Collect every line in the records below that contains the word "must".

--- Start of Records for the exercise ---

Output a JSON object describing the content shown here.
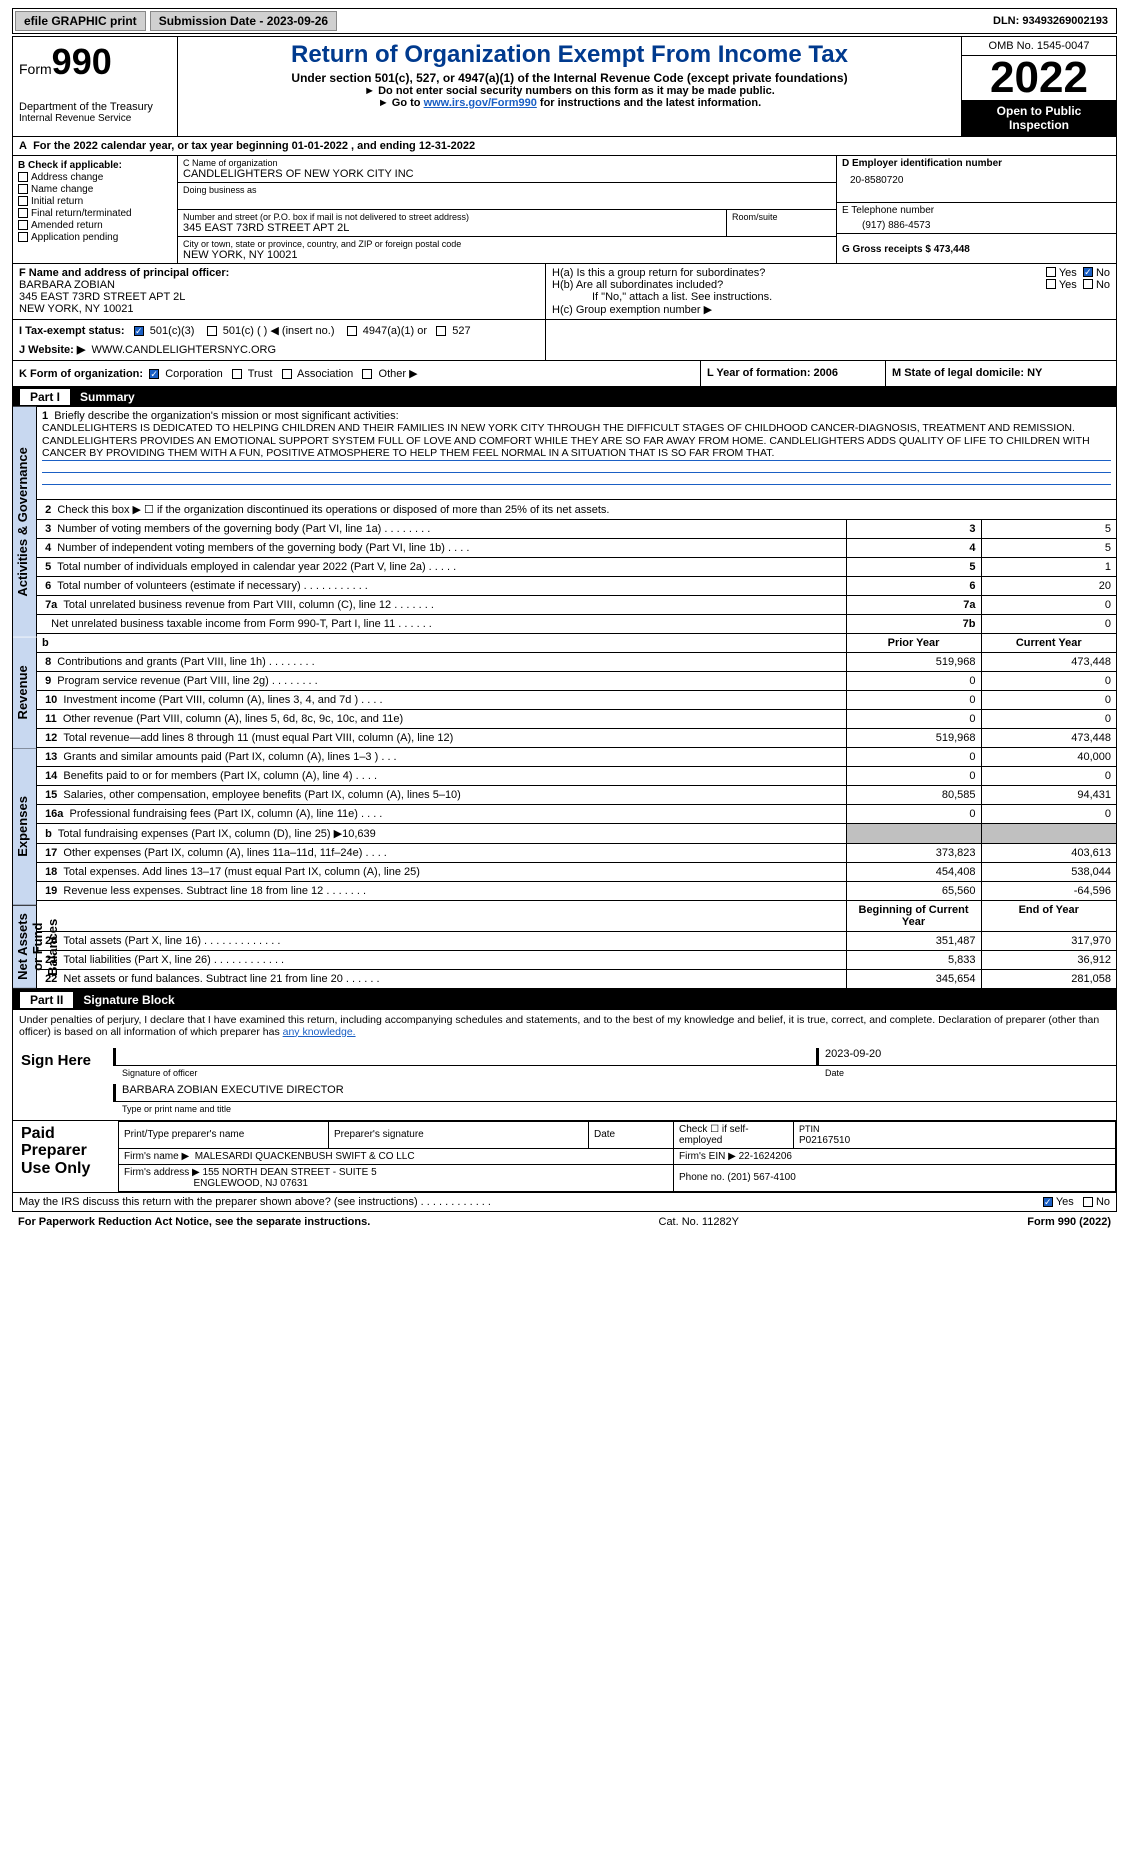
{
  "topbar": {
    "efile": "efile GRAPHIC print",
    "submission_label": "Submission Date - 2023-09-26",
    "dln": "DLN: 93493269002193"
  },
  "header": {
    "form_prefix": "Form",
    "form_num": "990",
    "dept": "Department of the Treasury",
    "irs": "Internal Revenue Service",
    "title": "Return of Organization Exempt From Income Tax",
    "sub1": "Under section 501(c), 527, or 4947(a)(1) of the Internal Revenue Code (except private foundations)",
    "sub2": "Do not enter social security numbers on this form as it may be made public.",
    "sub3_pre": "Go to ",
    "sub3_link": "www.irs.gov/Form990",
    "sub3_post": " for instructions and the latest information.",
    "omb": "OMB No. 1545-0047",
    "year": "2022",
    "open": "Open to Public Inspection"
  },
  "lineA": "For the 2022 calendar year, or tax year beginning 01-01-2022    , and ending 12-31-2022",
  "B": {
    "title": "B Check if applicable:",
    "items": [
      "Address change",
      "Name change",
      "Initial return",
      "Final return/terminated",
      "Amended return",
      "Application pending"
    ]
  },
  "C": {
    "name_label": "C Name of organization",
    "name": "CANDLELIGHTERS OF NEW YORK CITY INC",
    "dba_label": "Doing business as",
    "street_label": "Number and street (or P.O. box if mail is not delivered to street address)",
    "street": "345 EAST 73RD STREET APT 2L",
    "room_label": "Room/suite",
    "city_label": "City or town, state or province, country, and ZIP or foreign postal code",
    "city": "NEW YORK, NY  10021"
  },
  "D": {
    "label": "D Employer identification number",
    "value": "20-8580720"
  },
  "E": {
    "label": "E Telephone number",
    "value": "(917) 886-4573"
  },
  "G": "G Gross receipts $ 473,448",
  "F": {
    "label": "F  Name and address of principal officer:",
    "name": "BARBARA ZOBIAN",
    "addr1": "345 EAST 73RD STREET APT 2L",
    "addr2": "NEW YORK, NY  10021"
  },
  "H": {
    "a": "H(a)  Is this a group return for subordinates?",
    "b": "H(b)  Are all subordinates included?",
    "b_note": "If \"No,\" attach a list. See instructions.",
    "c": "H(c)  Group exemption number ▶",
    "yes": "Yes",
    "no": "No"
  },
  "I": {
    "label": "I    Tax-exempt status:",
    "opts": [
      "501(c)(3)",
      "501(c) (   ) ◀ (insert no.)",
      "4947(a)(1) or",
      "527"
    ]
  },
  "J": {
    "label": "J   Website: ▶",
    "value": "WWW.CANDLELIGHTERSNYC.ORG"
  },
  "K": {
    "label": "K Form of organization:",
    "opts": [
      "Corporation",
      "Trust",
      "Association",
      "Other ▶"
    ]
  },
  "L": "L Year of formation: 2006",
  "M": "M State of legal domicile: NY",
  "partI": {
    "num": "Part I",
    "title": "Summary"
  },
  "sidebar": {
    "ag": "Activities & Governance",
    "rev": "Revenue",
    "exp": "Expenses",
    "net": "Net Assets or Fund Balances"
  },
  "summary": {
    "l1_label": "Briefly describe the organization's mission or most significant activities:",
    "l1_text": "CANDLELIGHTERS IS DEDICATED TO HELPING CHILDREN AND THEIR FAMILIES IN NEW YORK CITY THROUGH THE DIFFICULT STAGES OF CHILDHOOD CANCER-DIAGNOSIS, TREATMENT AND REMISSION. CANDLELIGHTERS PROVIDES AN EMOTIONAL SUPPORT SYSTEM FULL OF LOVE AND COMFORT WHILE THEY ARE SO FAR AWAY FROM HOME. CANDLELIGHTERS ADDS QUALITY OF LIFE TO CHILDREN WITH CANCER BY PROVIDING THEM WITH A FUN, POSITIVE ATMOSPHERE TO HELP THEM FEEL NORMAL IN A SITUATION THAT IS SO FAR FROM THAT.",
    "l2": "Check this box ▶  ☐  if the organization discontinued its operations or disposed of more than 25% of its net assets.",
    "rows_ag": [
      {
        "n": "3",
        "d": "Number of voting members of the governing body (Part VI, line 1a)   .   .   .   .   .   .   .   .",
        "k": "3",
        "v": "5"
      },
      {
        "n": "4",
        "d": "Number of independent voting members of the governing body (Part VI, line 1b)   .   .   .   .",
        "k": "4",
        "v": "5"
      },
      {
        "n": "5",
        "d": "Total number of individuals employed in calendar year 2022 (Part V, line 2a)   .   .   .   .   .",
        "k": "5",
        "v": "1"
      },
      {
        "n": "6",
        "d": "Total number of volunteers (estimate if necessary)   .   .   .   .   .   .   .   .   .   .   .",
        "k": "6",
        "v": "20"
      },
      {
        "n": "7a",
        "d": "Total unrelated business revenue from Part VIII, column (C), line 12   .   .   .   .   .   .   .",
        "k": "7a",
        "v": "0"
      },
      {
        "n": "",
        "d": "Net unrelated business taxable income from Form 990-T, Part I, line 11   .   .   .   .   .   .",
        "k": "7b",
        "v": "0"
      }
    ],
    "hdr_prior": "Prior Year",
    "hdr_curr": "Current Year",
    "rows_rev": [
      {
        "n": "8",
        "d": "Contributions and grants (Part VIII, line 1h)   .   .   .   .   .   .   .   .",
        "p": "519,968",
        "c": "473,448"
      },
      {
        "n": "9",
        "d": "Program service revenue (Part VIII, line 2g)   .   .   .   .   .   .   .   .",
        "p": "0",
        "c": "0"
      },
      {
        "n": "10",
        "d": "Investment income (Part VIII, column (A), lines 3, 4, and 7d )   .   .   .   .",
        "p": "0",
        "c": "0"
      },
      {
        "n": "11",
        "d": "Other revenue (Part VIII, column (A), lines 5, 6d, 8c, 9c, 10c, and 11e)",
        "p": "0",
        "c": "0"
      },
      {
        "n": "12",
        "d": "Total revenue—add lines 8 through 11 (must equal Part VIII, column (A), line 12)",
        "p": "519,968",
        "c": "473,448"
      }
    ],
    "rows_exp": [
      {
        "n": "13",
        "d": "Grants and similar amounts paid (Part IX, column (A), lines 1–3 )   .   .   .",
        "p": "0",
        "c": "40,000"
      },
      {
        "n": "14",
        "d": "Benefits paid to or for members (Part IX, column (A), line 4)   .   .   .   .",
        "p": "0",
        "c": "0"
      },
      {
        "n": "15",
        "d": "Salaries, other compensation, employee benefits (Part IX, column (A), lines 5–10)",
        "p": "80,585",
        "c": "94,431"
      },
      {
        "n": "16a",
        "d": "Professional fundraising fees (Part IX, column (A), line 11e)   .   .   .   .",
        "p": "0",
        "c": "0"
      },
      {
        "n": "b",
        "d": "Total fundraising expenses (Part IX, column (D), line 25) ▶10,639",
        "p": "",
        "c": "",
        "grey": true
      },
      {
        "n": "17",
        "d": "Other expenses (Part IX, column (A), lines 11a–11d, 11f–24e)   .   .   .   .",
        "p": "373,823",
        "c": "403,613"
      },
      {
        "n": "18",
        "d": "Total expenses. Add lines 13–17 (must equal Part IX, column (A), line 25)",
        "p": "454,408",
        "c": "538,044"
      },
      {
        "n": "19",
        "d": "Revenue less expenses. Subtract line 18 from line 12   .   .   .   .   .   .   .",
        "p": "65,560",
        "c": "-64,596"
      }
    ],
    "hdr_beg": "Beginning of Current Year",
    "hdr_end": "End of Year",
    "rows_net": [
      {
        "n": "20",
        "d": "Total assets (Part X, line 16)   .   .   .   .   .   .   .   .   .   .   .   .   .",
        "p": "351,487",
        "c": "317,970"
      },
      {
        "n": "21",
        "d": "Total liabilities (Part X, line 26)   .   .   .   .   .   .   .   .   .   .   .   .",
        "p": "5,833",
        "c": "36,912"
      },
      {
        "n": "22",
        "d": "Net assets or fund balances. Subtract line 21 from line 20   .   .   .   .   .   .",
        "p": "345,654",
        "c": "281,058"
      }
    ]
  },
  "partII": {
    "num": "Part II",
    "title": "Signature Block"
  },
  "sig": {
    "pen": "Under penalties of perjury, I declare that I have examined this return, including accompanying schedules and statements, and to the best of my knowledge and belief, it is true, correct, and complete. Declaration of preparer (other than officer) is based on all information of which preparer has ",
    "pen_link": "any knowledge.",
    "sign_here": "Sign Here",
    "sig_officer": "Signature of officer",
    "date": "2023-09-20",
    "date_label": "Date",
    "name": "BARBARA ZOBIAN  EXECUTIVE DIRECTOR",
    "name_label": "Type or print name and title"
  },
  "paid": {
    "lbl": "Paid Preparer Use Only",
    "h1": "Print/Type preparer's name",
    "h2": "Preparer's signature",
    "h3": "Date",
    "h4": "Check ☐ if self-employed",
    "h5_l": "PTIN",
    "h5": "P02167510",
    "firm_l": "Firm's name    ▶",
    "firm": "MALESARDI QUACKENBUSH SWIFT & CO LLC",
    "ein_l": "Firm's EIN ▶",
    "ein": "22-1624206",
    "addr_l": "Firm's address ▶",
    "addr1": "155 NORTH DEAN STREET - SUITE 5",
    "addr2": "ENGLEWOOD, NJ  07631",
    "phone_l": "Phone no.",
    "phone": "(201) 567-4100"
  },
  "discuss": {
    "q": "May the IRS discuss this return with the preparer shown above? (see instructions)   .   .   .   .   .   .   .   .   .   .   .   .",
    "yes": "Yes",
    "no": "No"
  },
  "footer": {
    "pra": "For Paperwork Reduction Act Notice, see the separate instructions.",
    "cat": "Cat. No. 11282Y",
    "form": "Form 990 (2022)"
  }
}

--- End of Records for the exercise ---

* _Reply_
        "d": "Total revenue—add lines 8 through 11 (must equal Part VIII, column (A), line 12)",
        "d": "Total expenses. Add lines 13–17 (must equal Part IX, column (A), line 25)",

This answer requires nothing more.